• [Exercise objective]: Keep only the lines of the data below that contain "View", and copy them.

======== Provided entries ========

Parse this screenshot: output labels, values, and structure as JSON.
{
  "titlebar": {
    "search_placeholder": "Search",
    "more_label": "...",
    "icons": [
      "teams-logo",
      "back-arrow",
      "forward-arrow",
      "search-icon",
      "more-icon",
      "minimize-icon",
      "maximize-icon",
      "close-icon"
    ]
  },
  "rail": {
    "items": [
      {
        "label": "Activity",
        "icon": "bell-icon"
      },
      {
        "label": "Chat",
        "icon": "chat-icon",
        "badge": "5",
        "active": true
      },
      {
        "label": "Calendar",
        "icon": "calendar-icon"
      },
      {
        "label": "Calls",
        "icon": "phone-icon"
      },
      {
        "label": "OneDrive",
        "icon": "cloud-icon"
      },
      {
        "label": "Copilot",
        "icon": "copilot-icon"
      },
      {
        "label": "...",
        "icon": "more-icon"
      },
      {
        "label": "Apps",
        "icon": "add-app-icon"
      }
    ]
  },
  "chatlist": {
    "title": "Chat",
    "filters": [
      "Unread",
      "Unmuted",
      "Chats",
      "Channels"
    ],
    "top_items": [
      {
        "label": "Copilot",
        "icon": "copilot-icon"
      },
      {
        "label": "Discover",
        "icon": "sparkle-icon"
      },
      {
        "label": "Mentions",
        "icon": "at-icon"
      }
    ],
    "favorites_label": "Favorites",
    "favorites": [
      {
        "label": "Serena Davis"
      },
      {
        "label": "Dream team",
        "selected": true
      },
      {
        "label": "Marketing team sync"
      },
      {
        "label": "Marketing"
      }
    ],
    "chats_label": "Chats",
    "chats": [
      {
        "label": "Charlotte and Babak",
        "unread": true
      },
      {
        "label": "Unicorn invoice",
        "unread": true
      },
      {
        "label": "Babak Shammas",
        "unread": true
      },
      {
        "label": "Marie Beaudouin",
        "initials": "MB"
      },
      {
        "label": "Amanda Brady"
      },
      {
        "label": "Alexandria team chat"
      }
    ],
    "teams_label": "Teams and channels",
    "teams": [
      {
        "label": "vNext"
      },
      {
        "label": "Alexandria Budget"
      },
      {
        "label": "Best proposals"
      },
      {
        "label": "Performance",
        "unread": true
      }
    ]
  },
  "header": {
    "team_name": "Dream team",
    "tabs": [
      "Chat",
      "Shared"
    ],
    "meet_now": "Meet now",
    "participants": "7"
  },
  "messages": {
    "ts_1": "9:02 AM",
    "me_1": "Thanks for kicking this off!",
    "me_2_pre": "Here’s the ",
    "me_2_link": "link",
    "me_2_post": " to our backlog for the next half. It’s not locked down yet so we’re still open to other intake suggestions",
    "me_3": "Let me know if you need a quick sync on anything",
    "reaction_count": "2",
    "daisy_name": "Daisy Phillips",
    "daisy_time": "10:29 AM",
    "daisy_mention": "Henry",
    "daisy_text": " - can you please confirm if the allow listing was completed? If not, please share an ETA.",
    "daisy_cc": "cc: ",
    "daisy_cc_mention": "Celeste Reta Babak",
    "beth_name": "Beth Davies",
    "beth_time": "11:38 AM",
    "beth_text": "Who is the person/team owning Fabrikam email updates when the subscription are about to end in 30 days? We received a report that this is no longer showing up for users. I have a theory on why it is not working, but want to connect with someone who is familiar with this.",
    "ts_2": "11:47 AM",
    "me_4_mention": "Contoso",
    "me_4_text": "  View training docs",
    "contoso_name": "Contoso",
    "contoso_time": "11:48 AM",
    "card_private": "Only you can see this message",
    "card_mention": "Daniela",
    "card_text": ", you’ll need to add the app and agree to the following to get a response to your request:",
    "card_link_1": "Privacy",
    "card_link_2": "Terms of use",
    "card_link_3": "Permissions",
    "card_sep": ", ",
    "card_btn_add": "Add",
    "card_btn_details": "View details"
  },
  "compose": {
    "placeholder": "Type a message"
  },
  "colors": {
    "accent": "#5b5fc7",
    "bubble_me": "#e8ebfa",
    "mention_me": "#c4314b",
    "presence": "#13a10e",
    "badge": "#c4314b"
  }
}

========

• [Response]:
    "me_4_text": "  View training docs",
    "card_btn_details": "View details"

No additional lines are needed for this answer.